■ Short task ■
Pick out each line in these entries that contains the string "MANUEL".

— begin Dataset content —

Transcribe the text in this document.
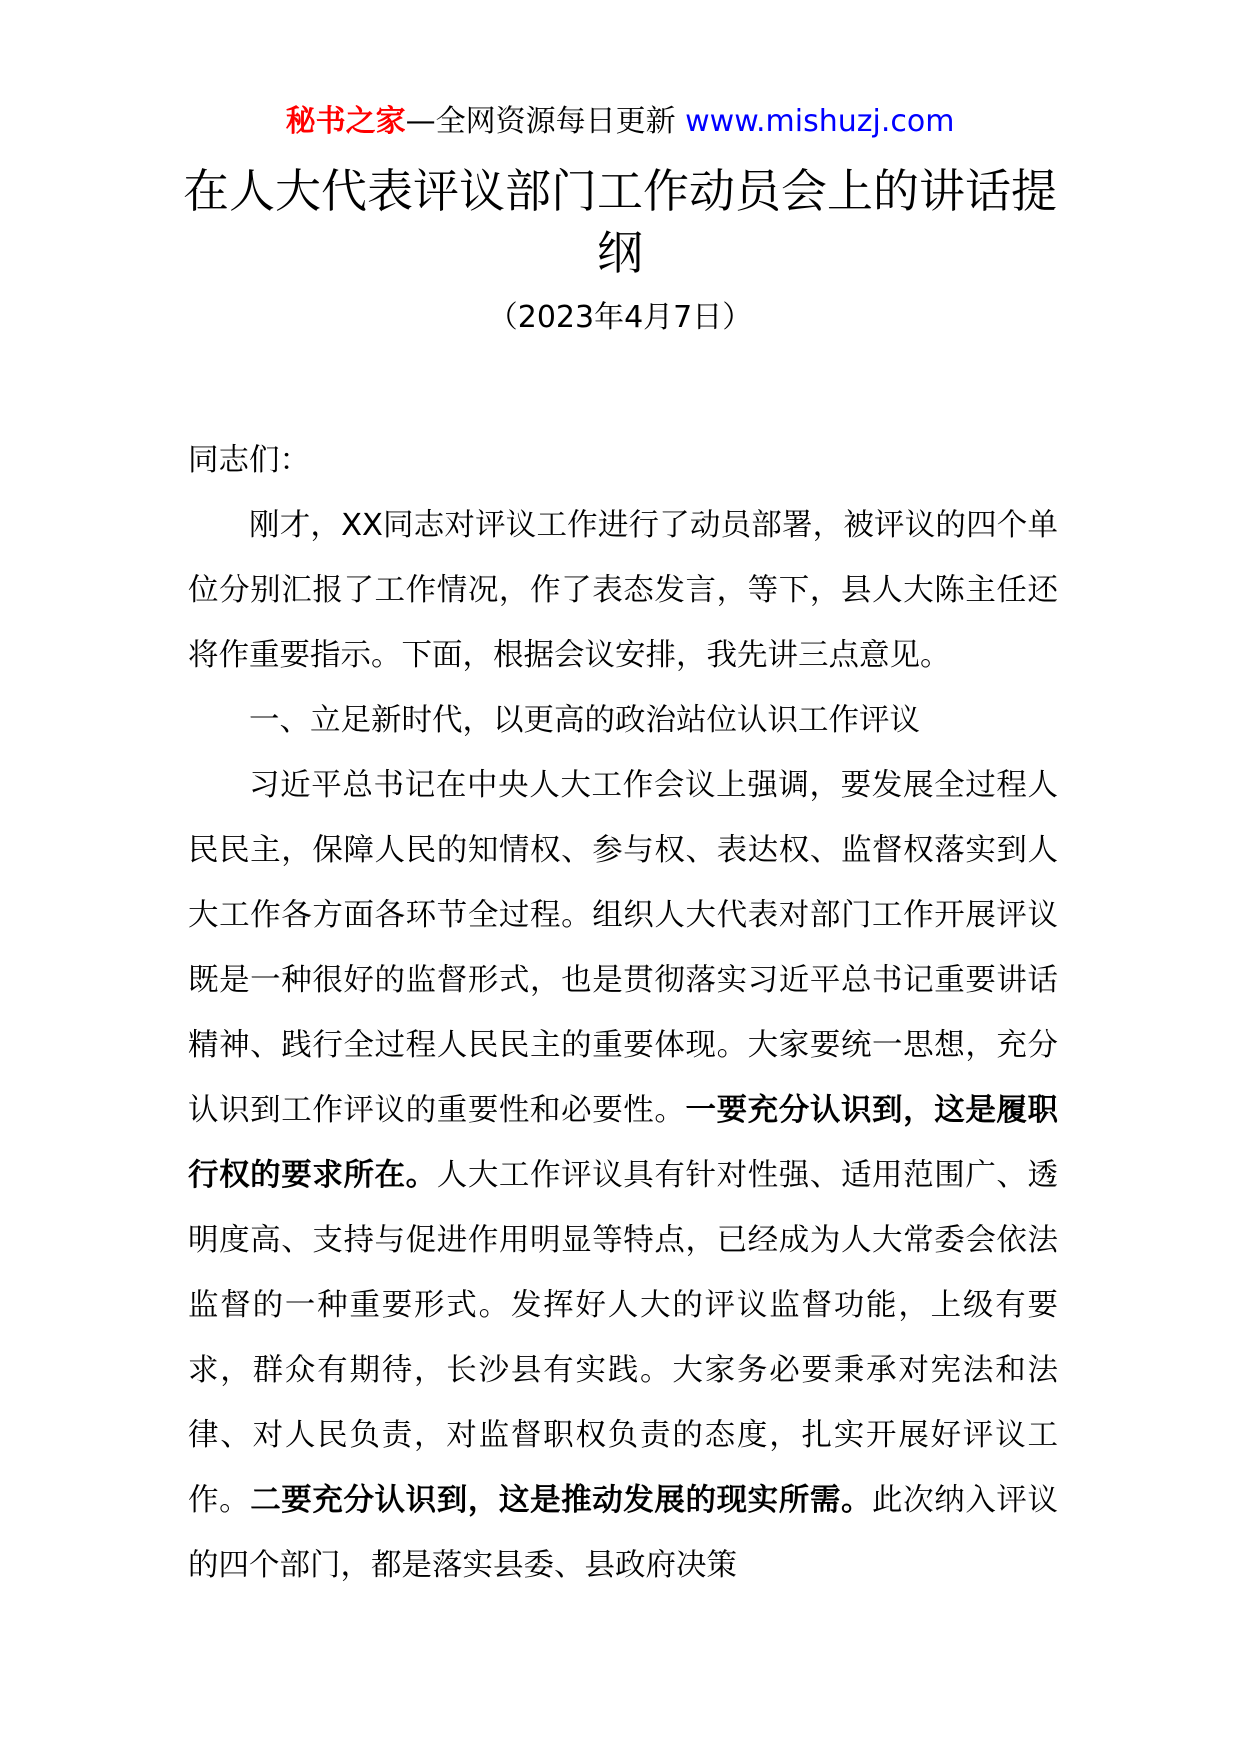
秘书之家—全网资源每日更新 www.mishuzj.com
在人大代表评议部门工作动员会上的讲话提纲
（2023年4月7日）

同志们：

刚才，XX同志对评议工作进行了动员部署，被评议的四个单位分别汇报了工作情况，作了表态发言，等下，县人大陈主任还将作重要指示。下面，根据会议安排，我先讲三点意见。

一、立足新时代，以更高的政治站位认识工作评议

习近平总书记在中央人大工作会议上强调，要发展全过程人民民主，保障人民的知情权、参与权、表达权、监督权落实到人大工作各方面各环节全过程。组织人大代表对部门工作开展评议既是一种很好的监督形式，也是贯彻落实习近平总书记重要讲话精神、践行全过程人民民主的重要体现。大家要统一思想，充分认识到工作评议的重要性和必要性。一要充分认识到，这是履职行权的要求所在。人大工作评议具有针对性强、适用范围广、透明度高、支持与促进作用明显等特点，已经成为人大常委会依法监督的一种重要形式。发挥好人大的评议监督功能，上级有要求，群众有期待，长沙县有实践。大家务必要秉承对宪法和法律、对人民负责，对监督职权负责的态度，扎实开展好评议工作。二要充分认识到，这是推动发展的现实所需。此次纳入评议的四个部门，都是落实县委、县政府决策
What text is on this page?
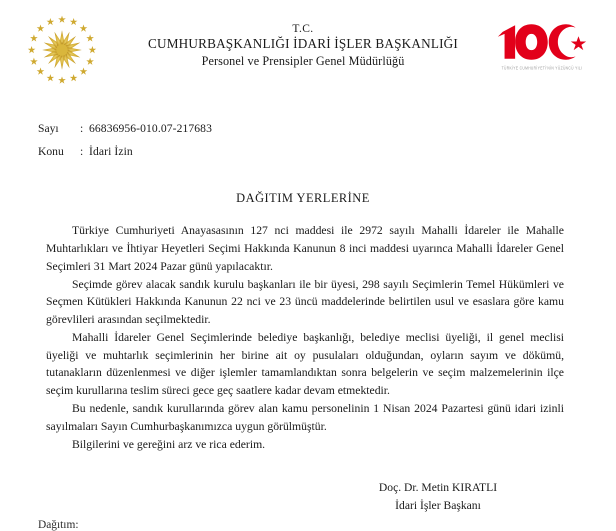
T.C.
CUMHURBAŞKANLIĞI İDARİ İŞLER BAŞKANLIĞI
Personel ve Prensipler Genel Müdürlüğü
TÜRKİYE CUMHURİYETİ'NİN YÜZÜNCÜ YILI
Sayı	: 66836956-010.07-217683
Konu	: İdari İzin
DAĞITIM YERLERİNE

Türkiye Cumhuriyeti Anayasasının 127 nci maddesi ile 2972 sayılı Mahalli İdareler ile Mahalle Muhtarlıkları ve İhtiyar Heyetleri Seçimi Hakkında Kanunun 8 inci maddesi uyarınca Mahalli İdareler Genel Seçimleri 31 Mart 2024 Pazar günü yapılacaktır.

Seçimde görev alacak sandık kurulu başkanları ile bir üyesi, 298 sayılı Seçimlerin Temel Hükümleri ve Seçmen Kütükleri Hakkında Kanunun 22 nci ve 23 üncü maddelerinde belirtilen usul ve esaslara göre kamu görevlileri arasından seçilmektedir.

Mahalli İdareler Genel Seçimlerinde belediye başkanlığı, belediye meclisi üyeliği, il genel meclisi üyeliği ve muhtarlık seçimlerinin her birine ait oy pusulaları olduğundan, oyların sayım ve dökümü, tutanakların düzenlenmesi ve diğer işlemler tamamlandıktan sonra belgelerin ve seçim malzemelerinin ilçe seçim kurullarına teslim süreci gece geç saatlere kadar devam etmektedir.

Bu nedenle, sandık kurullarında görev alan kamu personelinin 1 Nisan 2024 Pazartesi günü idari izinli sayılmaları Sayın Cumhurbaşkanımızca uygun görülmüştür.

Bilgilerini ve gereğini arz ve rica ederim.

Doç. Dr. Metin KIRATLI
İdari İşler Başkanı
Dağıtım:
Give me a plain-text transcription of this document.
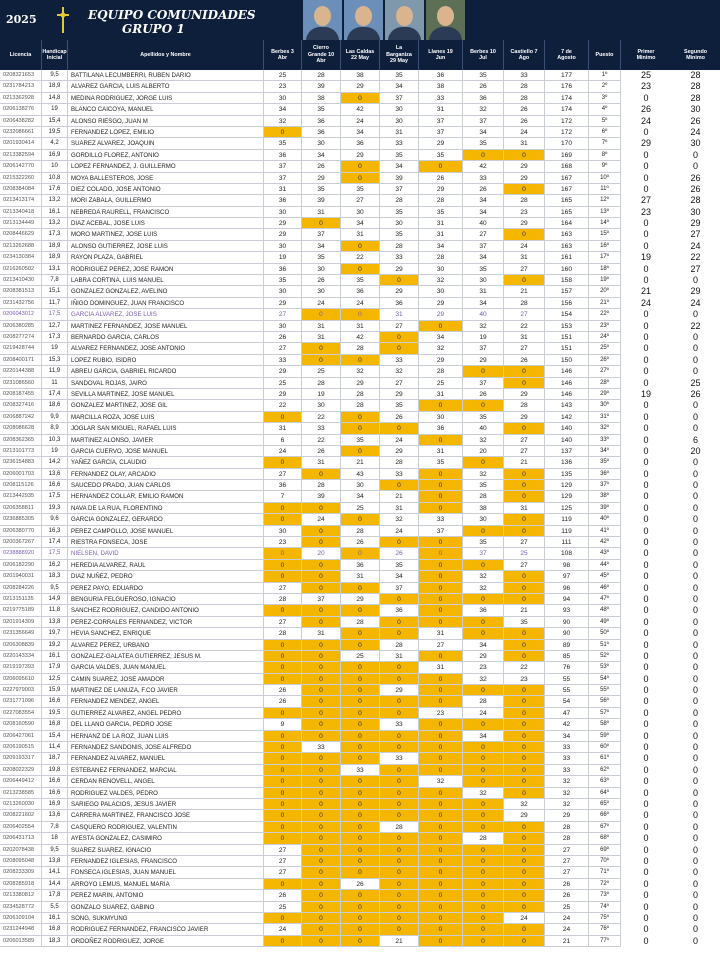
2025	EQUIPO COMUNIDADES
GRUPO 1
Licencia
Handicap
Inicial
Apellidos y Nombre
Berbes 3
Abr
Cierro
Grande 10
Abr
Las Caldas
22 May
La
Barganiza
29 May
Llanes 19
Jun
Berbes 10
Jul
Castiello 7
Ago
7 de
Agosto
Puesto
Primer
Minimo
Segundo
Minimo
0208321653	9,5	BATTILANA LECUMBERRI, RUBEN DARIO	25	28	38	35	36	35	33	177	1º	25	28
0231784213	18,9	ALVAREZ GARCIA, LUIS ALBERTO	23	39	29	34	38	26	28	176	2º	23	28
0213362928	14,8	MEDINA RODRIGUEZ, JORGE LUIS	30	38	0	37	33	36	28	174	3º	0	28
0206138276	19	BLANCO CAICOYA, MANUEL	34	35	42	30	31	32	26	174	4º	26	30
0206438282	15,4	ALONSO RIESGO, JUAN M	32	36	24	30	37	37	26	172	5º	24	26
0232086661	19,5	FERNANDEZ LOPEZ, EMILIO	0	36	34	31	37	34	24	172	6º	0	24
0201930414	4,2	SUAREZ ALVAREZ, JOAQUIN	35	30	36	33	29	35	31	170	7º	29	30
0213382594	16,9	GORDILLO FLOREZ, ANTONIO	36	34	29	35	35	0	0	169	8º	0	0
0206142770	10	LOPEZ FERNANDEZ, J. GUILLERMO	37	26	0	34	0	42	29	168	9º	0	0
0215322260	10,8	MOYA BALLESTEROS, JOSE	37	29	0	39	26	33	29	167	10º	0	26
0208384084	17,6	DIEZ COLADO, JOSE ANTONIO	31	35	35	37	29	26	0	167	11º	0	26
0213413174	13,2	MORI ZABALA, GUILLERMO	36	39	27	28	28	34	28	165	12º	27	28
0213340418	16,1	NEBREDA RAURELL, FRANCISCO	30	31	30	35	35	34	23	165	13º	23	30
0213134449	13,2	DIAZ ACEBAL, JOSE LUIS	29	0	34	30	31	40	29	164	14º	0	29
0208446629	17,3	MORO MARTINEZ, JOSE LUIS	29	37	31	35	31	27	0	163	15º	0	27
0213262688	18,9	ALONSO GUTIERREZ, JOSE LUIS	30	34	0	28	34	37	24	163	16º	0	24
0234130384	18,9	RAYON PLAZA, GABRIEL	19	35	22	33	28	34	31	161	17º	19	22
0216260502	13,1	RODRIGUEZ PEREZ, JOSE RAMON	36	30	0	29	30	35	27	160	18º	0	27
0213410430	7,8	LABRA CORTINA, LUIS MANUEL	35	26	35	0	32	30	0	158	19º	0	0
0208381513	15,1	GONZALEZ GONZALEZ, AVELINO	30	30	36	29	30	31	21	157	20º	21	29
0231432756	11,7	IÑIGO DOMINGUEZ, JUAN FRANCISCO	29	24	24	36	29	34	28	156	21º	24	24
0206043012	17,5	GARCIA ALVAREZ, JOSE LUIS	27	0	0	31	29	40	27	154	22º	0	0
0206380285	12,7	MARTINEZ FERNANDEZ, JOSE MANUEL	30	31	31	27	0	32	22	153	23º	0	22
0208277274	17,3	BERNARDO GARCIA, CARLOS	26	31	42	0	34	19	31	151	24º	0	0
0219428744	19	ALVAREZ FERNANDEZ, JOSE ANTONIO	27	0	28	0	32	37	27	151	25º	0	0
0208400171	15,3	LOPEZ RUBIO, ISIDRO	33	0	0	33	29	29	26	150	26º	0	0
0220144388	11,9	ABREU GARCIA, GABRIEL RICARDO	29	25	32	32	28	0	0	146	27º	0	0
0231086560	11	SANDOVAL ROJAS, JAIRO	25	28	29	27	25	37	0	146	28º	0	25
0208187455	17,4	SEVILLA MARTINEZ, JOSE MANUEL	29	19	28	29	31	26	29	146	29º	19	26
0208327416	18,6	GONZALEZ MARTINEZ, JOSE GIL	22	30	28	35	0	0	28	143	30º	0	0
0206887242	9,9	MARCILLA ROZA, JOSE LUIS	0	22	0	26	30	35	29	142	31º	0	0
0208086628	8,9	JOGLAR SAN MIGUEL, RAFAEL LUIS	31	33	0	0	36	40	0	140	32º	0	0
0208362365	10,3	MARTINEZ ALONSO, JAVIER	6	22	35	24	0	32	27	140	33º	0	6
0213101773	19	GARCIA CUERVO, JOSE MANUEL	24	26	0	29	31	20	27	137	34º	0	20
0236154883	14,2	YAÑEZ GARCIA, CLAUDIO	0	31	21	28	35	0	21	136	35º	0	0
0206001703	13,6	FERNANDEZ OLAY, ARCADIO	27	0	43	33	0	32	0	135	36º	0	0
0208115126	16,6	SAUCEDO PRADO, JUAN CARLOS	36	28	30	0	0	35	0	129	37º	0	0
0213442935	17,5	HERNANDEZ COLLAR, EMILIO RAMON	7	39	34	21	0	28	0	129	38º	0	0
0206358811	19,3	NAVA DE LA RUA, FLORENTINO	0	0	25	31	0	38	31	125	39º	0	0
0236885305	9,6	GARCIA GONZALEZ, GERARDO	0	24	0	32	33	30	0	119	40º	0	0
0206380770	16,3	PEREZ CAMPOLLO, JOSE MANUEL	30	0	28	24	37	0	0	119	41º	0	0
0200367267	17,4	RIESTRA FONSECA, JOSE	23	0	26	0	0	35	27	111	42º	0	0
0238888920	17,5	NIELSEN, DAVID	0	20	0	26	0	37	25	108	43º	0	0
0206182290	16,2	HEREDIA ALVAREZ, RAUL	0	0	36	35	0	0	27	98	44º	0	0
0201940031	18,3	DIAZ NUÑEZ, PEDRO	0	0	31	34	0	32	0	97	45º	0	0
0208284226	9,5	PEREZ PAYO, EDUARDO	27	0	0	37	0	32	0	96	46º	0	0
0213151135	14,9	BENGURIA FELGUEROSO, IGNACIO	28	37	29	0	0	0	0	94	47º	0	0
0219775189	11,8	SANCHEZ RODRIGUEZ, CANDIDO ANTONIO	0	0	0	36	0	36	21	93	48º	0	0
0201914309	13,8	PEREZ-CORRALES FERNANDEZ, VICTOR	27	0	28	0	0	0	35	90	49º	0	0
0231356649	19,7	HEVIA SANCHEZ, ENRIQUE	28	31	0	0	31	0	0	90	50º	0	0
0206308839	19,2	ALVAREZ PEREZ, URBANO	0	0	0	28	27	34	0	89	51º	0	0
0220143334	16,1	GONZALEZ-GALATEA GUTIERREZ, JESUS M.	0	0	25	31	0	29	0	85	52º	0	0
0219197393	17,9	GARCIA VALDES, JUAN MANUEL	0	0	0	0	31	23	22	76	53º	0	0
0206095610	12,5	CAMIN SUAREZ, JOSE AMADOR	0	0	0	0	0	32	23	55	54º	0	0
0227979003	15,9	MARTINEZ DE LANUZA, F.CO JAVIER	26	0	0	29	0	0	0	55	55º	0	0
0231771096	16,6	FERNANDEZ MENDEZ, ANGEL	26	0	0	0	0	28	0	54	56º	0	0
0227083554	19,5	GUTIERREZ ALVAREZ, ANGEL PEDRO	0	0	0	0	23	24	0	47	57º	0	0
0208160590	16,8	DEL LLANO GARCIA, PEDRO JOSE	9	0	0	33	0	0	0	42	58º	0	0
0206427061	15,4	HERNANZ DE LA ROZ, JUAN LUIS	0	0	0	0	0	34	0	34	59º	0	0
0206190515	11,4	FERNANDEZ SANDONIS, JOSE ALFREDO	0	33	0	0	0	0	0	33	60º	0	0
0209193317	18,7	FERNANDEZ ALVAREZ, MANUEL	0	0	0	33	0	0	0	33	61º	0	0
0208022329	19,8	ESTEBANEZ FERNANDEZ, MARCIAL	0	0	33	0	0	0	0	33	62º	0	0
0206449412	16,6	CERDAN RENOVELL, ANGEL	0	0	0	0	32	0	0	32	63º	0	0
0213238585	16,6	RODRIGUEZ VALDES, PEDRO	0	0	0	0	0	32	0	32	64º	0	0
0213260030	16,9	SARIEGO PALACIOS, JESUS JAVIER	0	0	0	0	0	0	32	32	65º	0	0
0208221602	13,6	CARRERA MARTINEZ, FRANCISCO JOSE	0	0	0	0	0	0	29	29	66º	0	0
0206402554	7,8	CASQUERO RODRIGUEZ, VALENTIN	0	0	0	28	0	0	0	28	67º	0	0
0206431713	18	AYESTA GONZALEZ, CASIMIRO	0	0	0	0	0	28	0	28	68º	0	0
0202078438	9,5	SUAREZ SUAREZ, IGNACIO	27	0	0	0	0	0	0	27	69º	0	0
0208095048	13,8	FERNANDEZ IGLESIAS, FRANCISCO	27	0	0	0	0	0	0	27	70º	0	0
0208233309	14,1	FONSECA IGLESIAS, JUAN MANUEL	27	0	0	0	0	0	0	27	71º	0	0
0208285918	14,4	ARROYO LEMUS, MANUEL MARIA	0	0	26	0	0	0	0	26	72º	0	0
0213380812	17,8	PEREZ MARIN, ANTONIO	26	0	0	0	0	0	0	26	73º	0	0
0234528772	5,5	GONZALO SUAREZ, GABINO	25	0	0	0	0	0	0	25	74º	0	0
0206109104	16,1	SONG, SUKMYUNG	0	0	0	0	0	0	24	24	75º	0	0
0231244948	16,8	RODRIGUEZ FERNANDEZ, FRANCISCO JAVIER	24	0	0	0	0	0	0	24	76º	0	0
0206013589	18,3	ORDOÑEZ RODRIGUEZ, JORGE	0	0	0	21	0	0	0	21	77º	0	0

— end Dataset content —

■ Exercise result ■
0206138276	19	BLANCO CAICOYA, MANUEL	34	35	42	30	31	32	26	174	4º	26	30
0213410430	7,8	LABRA CORTINA, LUIS MANUEL	35	26	35	0	32	30	0	158	19º	0	0
0206380285	12,7	MARTINEZ FERNANDEZ, JOSE MANUEL	30	31	31	27	0	32	22	153	23º	0	22
0208187455	17,4	SEVILLA MARTINEZ, JOSE MANUEL	29	19	28	29	31	26	29	146	29º	19	26
0213101773	19	GARCIA CUERVO, JOSE MANUEL	24	26	0	29	31	20	27	137	34º	0	20
0206380770	16,3	PEREZ CAMPOLLO, JOSE MANUEL	30	0	28	24	37	0	0	119	41º	0	0
0219197393	17,9	GARCIA VALDES, JUAN MANUEL	0	0	0	0	31	23	22	76	53º	0	0
0209193317	18,7	FERNANDEZ ALVAREZ, MANUEL	0	0	0	33	0	0	0	33	61º	0	0
0208233309	14,1	FONSECA IGLESIAS, JUAN MANUEL	27	0	0	0	0	0	0	27	71º	0	0
0208285918	14,4	ARROYO LEMUS, MANUEL MARIA	0	0	26	0	0	0	0	26	72º	0	0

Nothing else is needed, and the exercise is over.